- • Startseite
- • Interview
-
•
Die Sehnsucht nach großen Zielen und Obatzdn
Konstantin Ferstl, 28, hat an der Hochschule für Fernsehen und Film München (HFF) gerade seinen Abschluss gemacht: Sein erster Film „Trans Bavaria“ läuft zur Zeit im Kino. Darin ruiniert der Abiturient Quirin seine Zeugnisverleihung und bricht mit seinen Freunden Joker und Wursti auf nach Moskau, wo sie Fidel Castro sehen wollen. In einem gestohlenen Metzgereitransporter, mit einem Kasten Spezi und einer Schul-Landkarte vom Römischen Reich.
„Meist schweißt es die Partner eher zusammen, wenn sie gemeinsam die Depression überstehen”, sagt Dr. Gabriele Pitschel-Walz.

(Bildbasierte Layout-Einträge)
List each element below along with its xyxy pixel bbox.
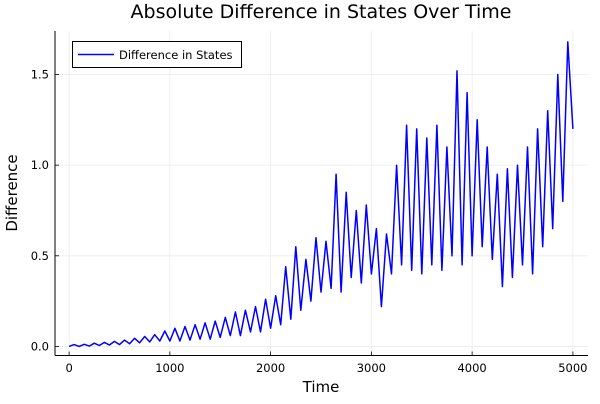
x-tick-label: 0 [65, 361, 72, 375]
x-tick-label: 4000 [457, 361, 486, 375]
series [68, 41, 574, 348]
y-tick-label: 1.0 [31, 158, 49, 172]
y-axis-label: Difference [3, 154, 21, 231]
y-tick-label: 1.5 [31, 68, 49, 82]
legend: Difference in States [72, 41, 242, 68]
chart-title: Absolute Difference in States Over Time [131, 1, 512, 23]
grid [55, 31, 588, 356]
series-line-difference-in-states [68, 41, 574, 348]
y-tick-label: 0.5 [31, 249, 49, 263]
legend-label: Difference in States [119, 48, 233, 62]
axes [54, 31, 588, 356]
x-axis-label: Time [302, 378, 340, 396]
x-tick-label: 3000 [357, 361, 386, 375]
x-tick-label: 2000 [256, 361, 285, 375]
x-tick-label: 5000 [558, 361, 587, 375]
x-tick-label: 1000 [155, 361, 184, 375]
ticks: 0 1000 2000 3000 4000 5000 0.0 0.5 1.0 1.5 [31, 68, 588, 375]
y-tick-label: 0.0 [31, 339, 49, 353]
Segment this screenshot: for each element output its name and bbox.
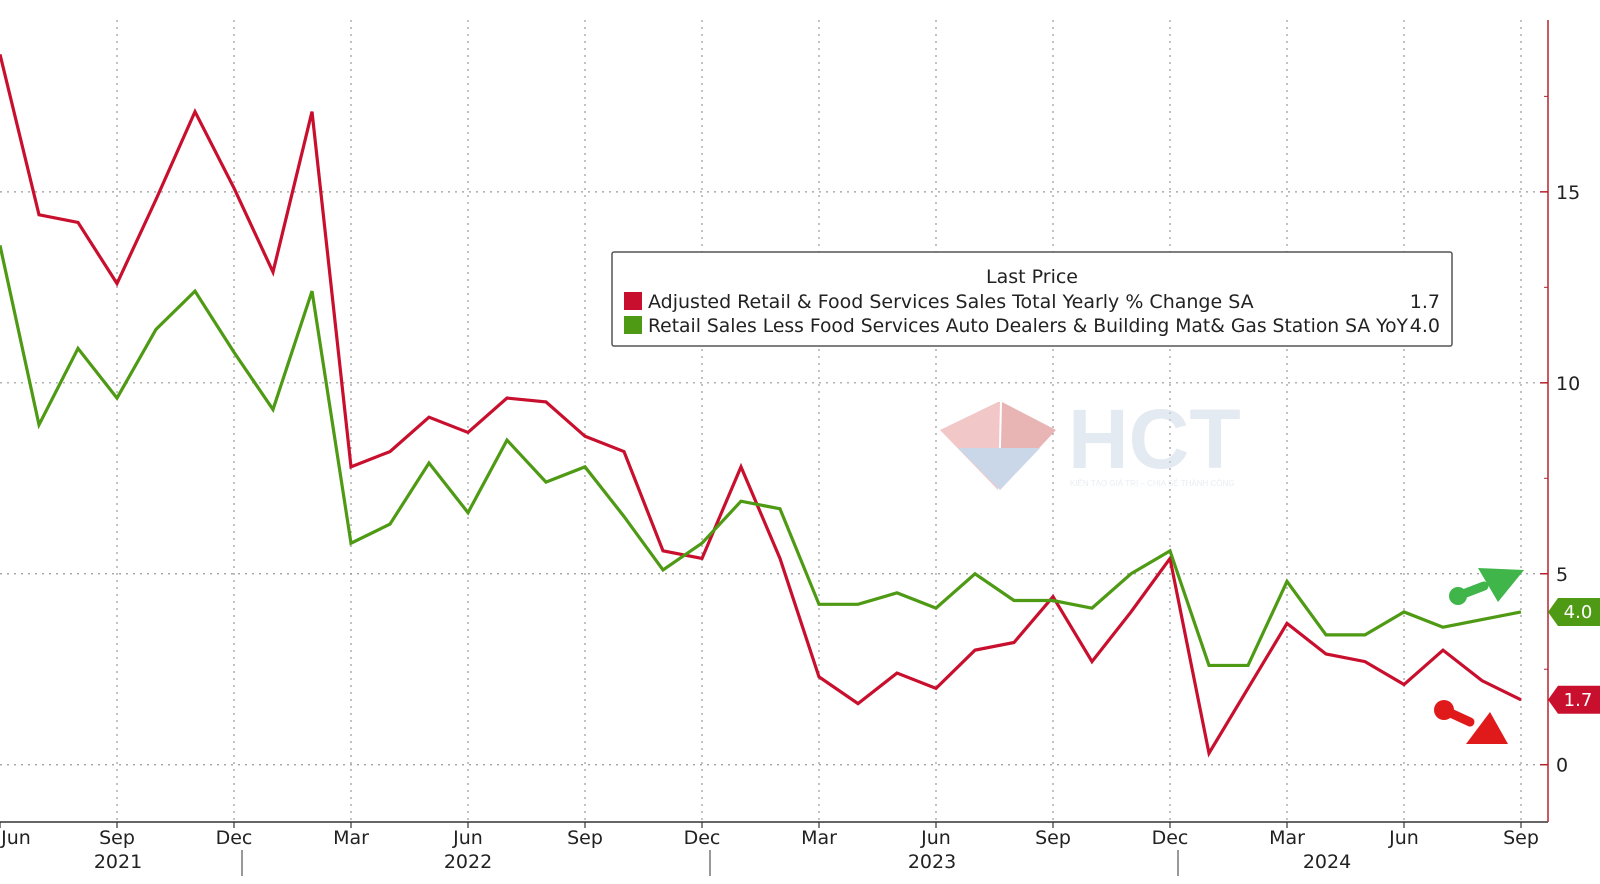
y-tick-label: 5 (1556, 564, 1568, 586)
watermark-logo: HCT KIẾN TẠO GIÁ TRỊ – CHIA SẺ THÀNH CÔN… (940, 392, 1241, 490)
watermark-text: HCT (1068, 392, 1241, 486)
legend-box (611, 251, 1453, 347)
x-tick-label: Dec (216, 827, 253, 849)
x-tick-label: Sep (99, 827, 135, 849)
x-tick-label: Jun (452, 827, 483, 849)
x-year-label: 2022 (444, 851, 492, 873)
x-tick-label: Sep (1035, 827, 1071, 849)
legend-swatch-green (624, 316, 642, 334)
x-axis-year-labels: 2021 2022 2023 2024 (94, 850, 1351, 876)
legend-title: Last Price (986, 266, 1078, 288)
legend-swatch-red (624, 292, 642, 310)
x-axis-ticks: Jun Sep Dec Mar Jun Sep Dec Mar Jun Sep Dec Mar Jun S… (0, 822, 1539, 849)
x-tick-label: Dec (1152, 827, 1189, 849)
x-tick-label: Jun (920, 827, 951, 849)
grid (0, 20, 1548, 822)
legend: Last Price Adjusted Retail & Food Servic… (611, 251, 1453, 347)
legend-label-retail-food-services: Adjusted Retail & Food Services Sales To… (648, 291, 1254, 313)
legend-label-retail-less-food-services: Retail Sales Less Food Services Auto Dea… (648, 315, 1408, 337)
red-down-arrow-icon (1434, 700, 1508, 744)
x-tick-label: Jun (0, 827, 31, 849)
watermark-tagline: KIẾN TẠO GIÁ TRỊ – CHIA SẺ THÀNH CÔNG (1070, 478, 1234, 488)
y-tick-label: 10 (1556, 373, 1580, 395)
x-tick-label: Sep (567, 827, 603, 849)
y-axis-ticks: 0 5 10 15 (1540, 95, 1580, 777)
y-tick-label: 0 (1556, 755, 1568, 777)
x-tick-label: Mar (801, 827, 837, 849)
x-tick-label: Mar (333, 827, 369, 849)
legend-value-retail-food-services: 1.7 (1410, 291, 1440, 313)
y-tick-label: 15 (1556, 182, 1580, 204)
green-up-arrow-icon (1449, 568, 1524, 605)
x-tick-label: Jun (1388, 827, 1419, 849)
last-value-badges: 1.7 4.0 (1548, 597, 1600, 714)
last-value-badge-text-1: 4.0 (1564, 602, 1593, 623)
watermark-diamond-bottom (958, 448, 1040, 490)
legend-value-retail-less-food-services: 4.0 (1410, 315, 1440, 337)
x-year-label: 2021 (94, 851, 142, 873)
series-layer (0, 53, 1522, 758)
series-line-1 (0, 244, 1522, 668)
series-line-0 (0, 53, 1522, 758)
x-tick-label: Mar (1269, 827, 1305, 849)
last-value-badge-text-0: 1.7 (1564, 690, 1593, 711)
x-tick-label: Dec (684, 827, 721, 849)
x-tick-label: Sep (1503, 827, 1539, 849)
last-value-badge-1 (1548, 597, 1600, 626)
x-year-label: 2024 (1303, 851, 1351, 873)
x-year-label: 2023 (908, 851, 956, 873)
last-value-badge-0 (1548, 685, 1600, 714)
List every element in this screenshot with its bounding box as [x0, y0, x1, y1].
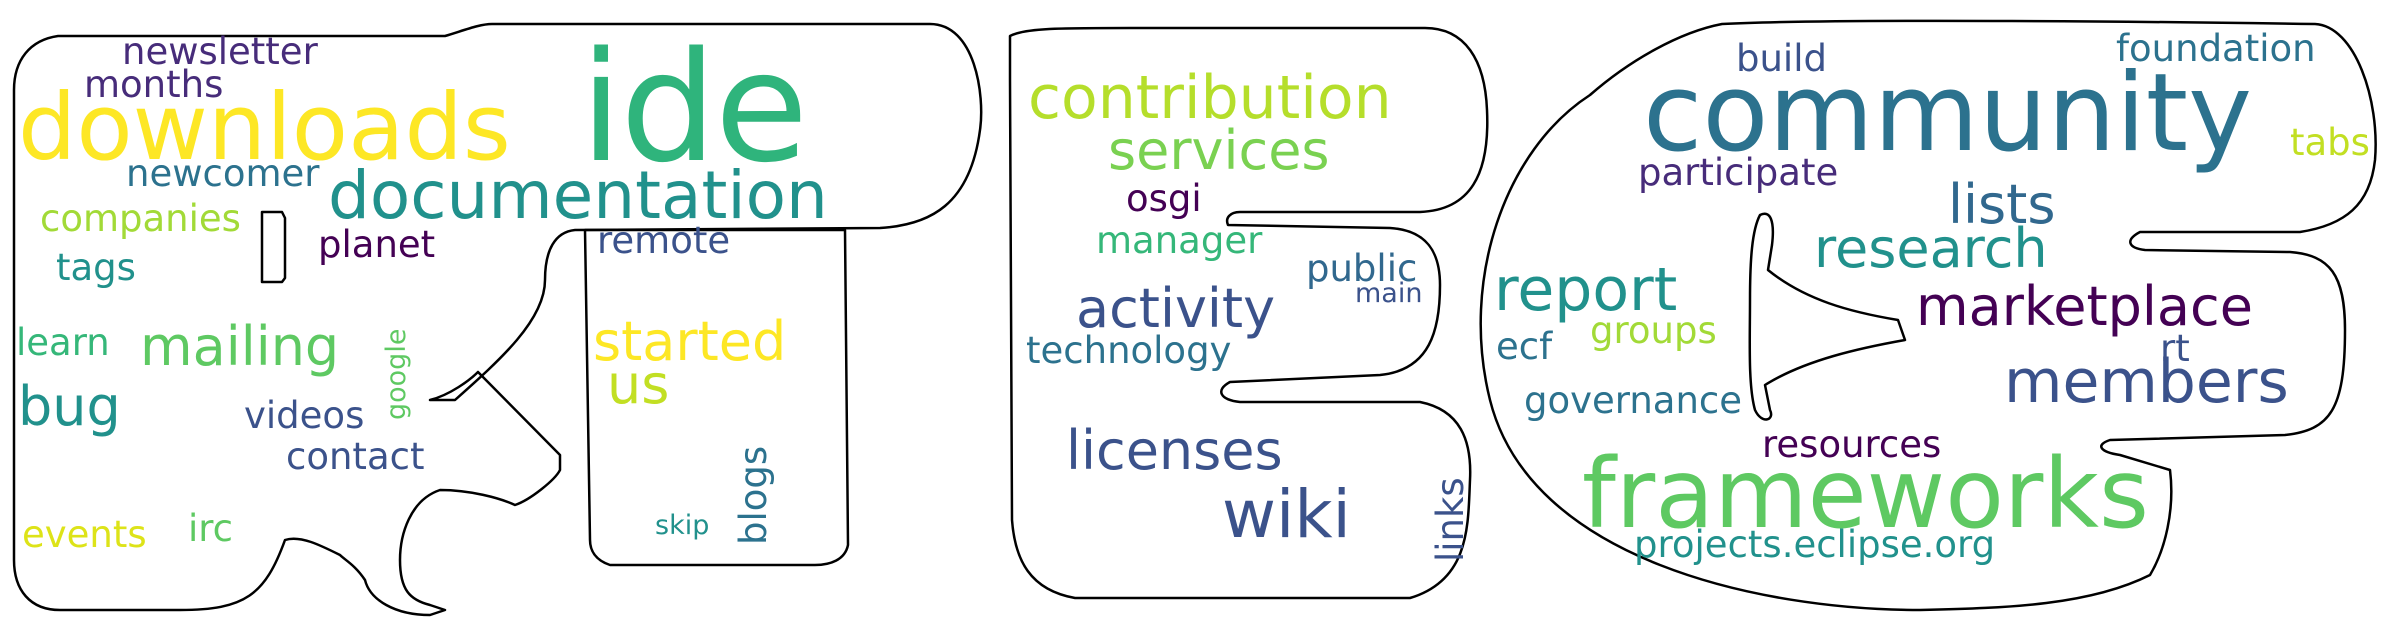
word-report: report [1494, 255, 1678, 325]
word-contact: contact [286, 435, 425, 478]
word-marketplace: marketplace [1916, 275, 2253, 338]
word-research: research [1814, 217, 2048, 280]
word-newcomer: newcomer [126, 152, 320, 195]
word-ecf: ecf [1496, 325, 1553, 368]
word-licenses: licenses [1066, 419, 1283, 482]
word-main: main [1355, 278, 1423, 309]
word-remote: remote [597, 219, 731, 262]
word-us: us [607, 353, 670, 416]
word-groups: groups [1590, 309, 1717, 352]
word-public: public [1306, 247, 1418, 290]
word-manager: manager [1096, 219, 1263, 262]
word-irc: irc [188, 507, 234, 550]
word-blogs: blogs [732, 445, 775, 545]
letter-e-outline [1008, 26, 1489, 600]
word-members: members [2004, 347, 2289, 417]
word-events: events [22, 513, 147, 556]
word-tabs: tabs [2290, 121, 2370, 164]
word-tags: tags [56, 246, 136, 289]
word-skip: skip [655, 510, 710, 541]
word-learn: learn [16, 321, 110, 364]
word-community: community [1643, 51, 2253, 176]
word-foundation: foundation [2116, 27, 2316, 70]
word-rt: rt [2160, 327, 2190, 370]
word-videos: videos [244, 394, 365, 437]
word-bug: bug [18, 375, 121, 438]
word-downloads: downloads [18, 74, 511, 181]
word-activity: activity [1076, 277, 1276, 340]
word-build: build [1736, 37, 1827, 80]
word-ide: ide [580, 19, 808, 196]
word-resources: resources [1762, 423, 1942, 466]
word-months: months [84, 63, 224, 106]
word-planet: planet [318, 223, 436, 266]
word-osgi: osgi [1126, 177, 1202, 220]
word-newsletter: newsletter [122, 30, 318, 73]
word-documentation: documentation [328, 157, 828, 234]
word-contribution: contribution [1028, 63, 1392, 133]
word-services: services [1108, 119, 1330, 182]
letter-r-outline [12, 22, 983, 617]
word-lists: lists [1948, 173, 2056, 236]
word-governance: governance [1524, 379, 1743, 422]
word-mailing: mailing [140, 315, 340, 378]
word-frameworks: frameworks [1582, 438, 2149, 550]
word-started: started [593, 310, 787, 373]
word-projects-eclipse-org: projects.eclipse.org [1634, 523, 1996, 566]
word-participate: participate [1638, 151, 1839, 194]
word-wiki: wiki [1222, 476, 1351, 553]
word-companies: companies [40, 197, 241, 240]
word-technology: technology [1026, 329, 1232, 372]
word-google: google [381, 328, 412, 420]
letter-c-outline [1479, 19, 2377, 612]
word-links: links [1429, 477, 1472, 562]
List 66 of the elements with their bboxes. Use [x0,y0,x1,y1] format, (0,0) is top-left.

◆ ZU ERLEDIGENDE AUFGABEN
1/ Wohin brechen Quirin und seine Freunde im Text über „Trans Bavaria“ auf, und wen wollen sie dort sehen?
2/ Prüfe für jede Aussage, ob sie mit dem Text über „Trans Bavaria“ übereinstimmt. Antworte jeweils mit Ja oder Nein und zitiere die entscheidenden Worte des Textes wörtlich.
(a) Konstantin Ferstl hat an der Hochschule für Fernsehen und Film München seinen Abschluss gemacht.
(b) Die Freunde sind in einem gestohlenen Metzgereitransporter unterwegs.
(c) Für die Fahrt haben die Freunde eine aktuelle Straßenkarte dabei.
Die Datensätze werden hier nicht gebraucht.

◆ ERWARTETE ANTWORTEN
1/ Sie brechen nach Moskau auf, wo sie Fidel Castro sehen wollen.

2/
(a) Ja: „hat an der Hochschule für Fernsehen und Film München (HFF) gerade seinen Abschluss gemacht“
(b) Ja: „In einem gestohlenen Metzgereitransporter“
(c) Nein: „mit einem Kasten Spezi und einer Schul-Landkarte vom Römischen Reich“